■ Texte présenté
Urbanisme, aménagement et foncier
le 16/06/2022

Lutte contre l’érosion du littoral : mise en œuvre d’un nouveau droit de préemption

Loi n° 2021-1104 du 22 août 2021

Introduction

En l’état actuel du droit, aucune indemnisation spécifique et aucun régime de prise en charge n’étaient prévus pour les personnes touchées par l’inhabilité de leur domicile du fait du recul du trait de côte, et ceci pour deux raisons principales :

  • En premier lieu, le législateur n’a pas explicitement classé l’érosion dunaire parmi les risques pouvant être financés par le fonds Barnier. D’un point de vue assurantiel, le recul du trait de côte est considéré comme un événement inexorable et donc certain, au contraire du risque qui est marqué par un degré d’incertitude quant à sa survenance ;
  • En second lieu, l’une des conditions d’éligibilité au fonds Barnier, consistant en l’existence d’une « menace grave à la vie humaine », n’est pas remplie.

■ Matériel
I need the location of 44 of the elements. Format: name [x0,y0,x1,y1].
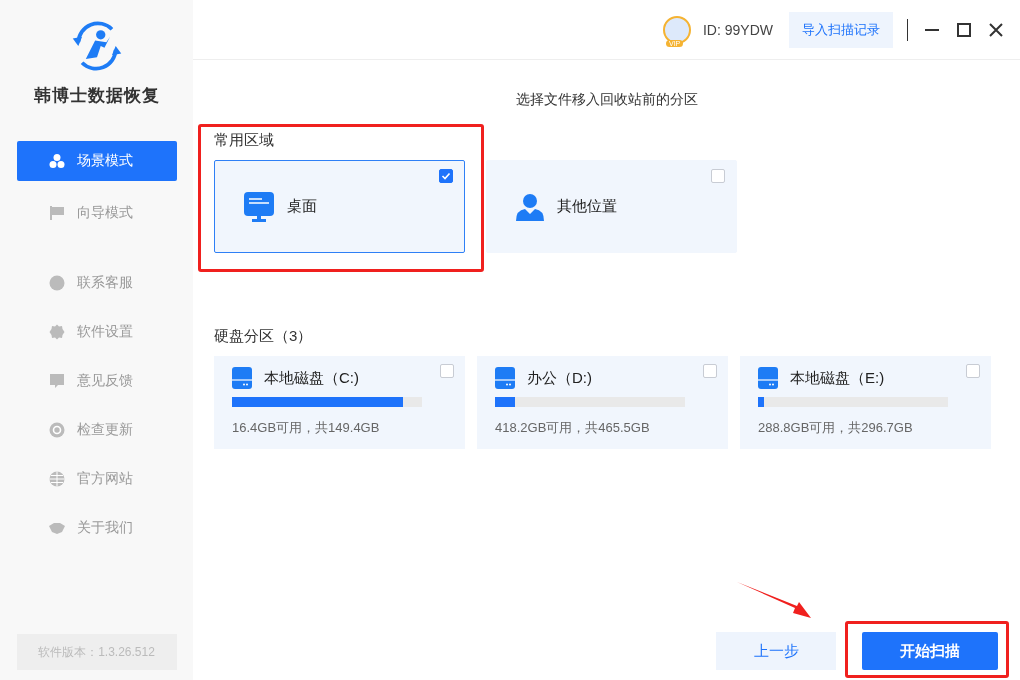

■ Consigne 1
Dites si chacune des affirmations suivantes est conforme au texte sur l’érosion du littoral, en répondant par oui ou par non et en citant mot pour mot le passage qui tranche. (a) Le législateur a explicitement classé l’érosion dunaire parmi les risques pouvant être financés par le fonds Barnier. (b) Du point de vue assurantiel, le recul du trait de côte est tenu pour un événement certain. (c) Le droit actuel prévoyait un régime de prise en charge pour les personnes dont le domicile est devenu inhabitable à cause du recul du trait de côte.
■ Consigne 2
Extrayez du texte sur l’érosion du littoral le passage compris entre « En l’état actuel » et « n’est pas remplie. », bornes incluses.

■ Réponse complète 1
(a) Non : « le législateur n’a pas explicitement classé l’érosion dunaire parmi les risques pouvant être financés par le fonds Barnier ».
(b) Oui : « le recul du trait de côte est considéré comme un événement inexorable et donc certain ».
(c) Non : « aucune indemnisation spécifique et aucun régime de prise en charge n’étaient prévus pour les personnes touchées par l’inhabilité de leur domicile du fait du recul du trait de côte ».

■ Réponse complète 2
En l’état actuel du droit, aucune indemnisation spécifique et aucun régime de prise en charge n’étaient prévus pour les personnes touchées par l’inhabilité de leur domicile du fait du recul du trait de côte, et ceci pour deux raisons principales :

  • En premier lieu, le législateur n’a pas explicitement classé l’érosion dunaire parmi les risques pouvant être financés par le fonds Barnier. D’un point de vue assurantiel, le recul du trait de côte est considéré comme un événement inexorable et donc certain, au contraire du risque qui est marqué par un degré d’incertitude quant à sa survenance ;
  • En second lieu, l’une des conditions d’éligibilité au fonds Barnier, consistant en l’existence d’une « menace grave à la vie humaine », n’est pas remplie.